**Exercise objective**:
Copy out the entries below in full and exactly.

── Source data ──

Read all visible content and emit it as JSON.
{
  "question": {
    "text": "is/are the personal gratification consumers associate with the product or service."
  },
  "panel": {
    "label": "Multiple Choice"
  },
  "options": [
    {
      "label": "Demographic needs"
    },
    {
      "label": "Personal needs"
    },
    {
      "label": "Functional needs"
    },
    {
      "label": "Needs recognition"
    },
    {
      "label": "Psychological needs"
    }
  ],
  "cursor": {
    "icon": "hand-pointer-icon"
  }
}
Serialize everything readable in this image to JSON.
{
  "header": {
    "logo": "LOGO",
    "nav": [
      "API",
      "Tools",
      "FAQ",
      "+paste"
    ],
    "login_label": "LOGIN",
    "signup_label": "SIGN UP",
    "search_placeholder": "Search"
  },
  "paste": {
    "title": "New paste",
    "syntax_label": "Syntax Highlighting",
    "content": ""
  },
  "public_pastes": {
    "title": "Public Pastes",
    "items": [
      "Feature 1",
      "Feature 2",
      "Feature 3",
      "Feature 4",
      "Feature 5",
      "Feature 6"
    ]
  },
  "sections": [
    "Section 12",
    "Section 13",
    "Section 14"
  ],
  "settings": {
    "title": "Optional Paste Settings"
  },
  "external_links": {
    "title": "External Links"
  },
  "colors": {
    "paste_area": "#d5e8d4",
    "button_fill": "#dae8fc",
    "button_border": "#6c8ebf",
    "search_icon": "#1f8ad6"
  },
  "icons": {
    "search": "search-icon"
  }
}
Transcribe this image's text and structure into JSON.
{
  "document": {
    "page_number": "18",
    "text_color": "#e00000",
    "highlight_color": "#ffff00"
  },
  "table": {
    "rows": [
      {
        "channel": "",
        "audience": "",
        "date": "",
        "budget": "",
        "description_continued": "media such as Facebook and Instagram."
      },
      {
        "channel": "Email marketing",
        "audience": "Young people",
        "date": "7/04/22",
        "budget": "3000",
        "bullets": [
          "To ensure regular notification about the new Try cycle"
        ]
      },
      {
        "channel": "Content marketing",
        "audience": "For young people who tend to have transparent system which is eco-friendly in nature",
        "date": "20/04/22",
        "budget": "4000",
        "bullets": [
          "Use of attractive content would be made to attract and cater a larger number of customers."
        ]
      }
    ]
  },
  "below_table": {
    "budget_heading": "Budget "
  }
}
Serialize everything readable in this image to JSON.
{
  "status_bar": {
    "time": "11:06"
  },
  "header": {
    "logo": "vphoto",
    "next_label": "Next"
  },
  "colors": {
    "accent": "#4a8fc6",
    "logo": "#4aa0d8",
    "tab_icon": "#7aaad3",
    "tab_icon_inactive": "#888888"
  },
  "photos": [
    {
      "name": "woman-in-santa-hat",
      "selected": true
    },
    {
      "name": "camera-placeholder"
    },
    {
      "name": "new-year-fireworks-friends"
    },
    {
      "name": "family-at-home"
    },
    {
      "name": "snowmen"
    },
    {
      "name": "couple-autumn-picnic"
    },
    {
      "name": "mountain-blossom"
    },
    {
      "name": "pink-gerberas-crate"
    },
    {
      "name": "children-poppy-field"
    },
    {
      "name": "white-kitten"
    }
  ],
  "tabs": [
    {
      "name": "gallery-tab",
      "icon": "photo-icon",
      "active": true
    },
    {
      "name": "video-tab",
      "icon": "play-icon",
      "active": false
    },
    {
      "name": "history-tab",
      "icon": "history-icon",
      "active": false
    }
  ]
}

───

**Full answer**:
Read all visible content and emit it as JSON.
{
  "question": {
    "text": "is/are the personal gratification consumers associate with the product or service."
  },
  "panel": {
    "label": "Multiple Choice"
  },
  "options": [
    {
      "label": "Demographic needs"
    },
    {
      "label": "Personal needs"
    },
    {
      "label": "Functional needs"
    },
    {
      "label": "Needs recognition"
    },
    {
      "label": "Psychological needs"
    }
  ],
  "cursor": {
    "icon": "hand-pointer-icon"
  }
}
Serialize everything readable in this image to JSON.
{
  "header": {
    "logo": "LOGO",
    "nav": [
      "API",
      "Tools",
      "FAQ",
      "+paste"
    ],
    "login_label": "LOGIN",
    "signup_label": "SIGN UP",
    "search_placeholder": "Search"
  },
  "paste": {
    "title": "New paste",
    "syntax_label": "Syntax Highlighting",
    "content": ""
  },
  "public_pastes": {
    "title": "Public Pastes",
    "items": [
      "Feature 1",
      "Feature 2",
      "Feature 3",
      "Feature 4",
      "Feature 5",
      "Feature 6"
    ]
  },
  "sections": [
    "Section 12",
    "Section 13",
    "Section 14"
  ],
  "settings": {
    "title": "Optional Paste Settings"
  },
  "external_links": {
    "title": "External Links"
  },
  "colors": {
    "paste_area": "#d5e8d4",
    "button_fill": "#dae8fc",
    "button_border": "#6c8ebf",
    "search_icon": "#1f8ad6"
  },
  "icons": {
    "search": "search-icon"
  }
}
Transcribe this image's text and structure into JSON.
{
  "document": {
    "page_number": "18",
    "text_color": "#e00000",
    "highlight_color": "#ffff00"
  },
  "table": {
    "rows": [
      {
        "channel": "",
        "audience": "",
        "date": "",
        "budget": "",
        "description_continued": "media such as Facebook and Instagram."
      },
      {
        "channel": "Email marketing",
        "audience": "Young people",
        "date": "7/04/22",
        "budget": "3000",
        "bullets": [
          "To ensure regular notification about the new Try cycle"
        ]
      },
      {
        "channel": "Content marketing",
        "audience": "For young people who tend to have transparent system which is eco-friendly in nature",
        "date": "20/04/22",
        "budget": "4000",
        "bullets": [
          "Use of attractive content would be made to attract and cater a larger number of customers."
        ]
      }
    ]
  },
  "below_table": {
    "budget_heading": "Budget "
  }
}
Serialize everything readable in this image to JSON.
{
  "status_bar": {
    "time": "11:06"
  },
  "header": {
    "logo": "vphoto",
    "next_label": "Next"
  },
  "colors": {
    "accent": "#4a8fc6",
    "logo": "#4aa0d8",
    "tab_icon": "#7aaad3",
    "tab_icon_inactive": "#888888"
  },
  "photos": [
    {
      "name": "woman-in-santa-hat",
      "selected": true
    },
    {
      "name": "camera-placeholder"
    },
    {
      "name": "new-year-fireworks-friends"
    },
    {
      "name": "family-at-home"
    },
    {
      "name": "snowmen"
    },
    {
      "name": "couple-autumn-picnic"
    },
    {
      "name": "mountain-blossom"
    },
    {
      "name": "pink-gerberas-crate"
    },
    {
      "name": "children-poppy-field"
    },
    {
      "name": "white-kitten"
    }
  ],
  "tabs": [
    {
      "name": "gallery-tab",
      "icon": "photo-icon",
      "active": true
    },
    {
      "name": "video-tab",
      "icon": "play-icon",
      "active": false
    },
    {
      "name": "history-tab",
      "icon": "history-icon",
      "active": false
    }
  ]
}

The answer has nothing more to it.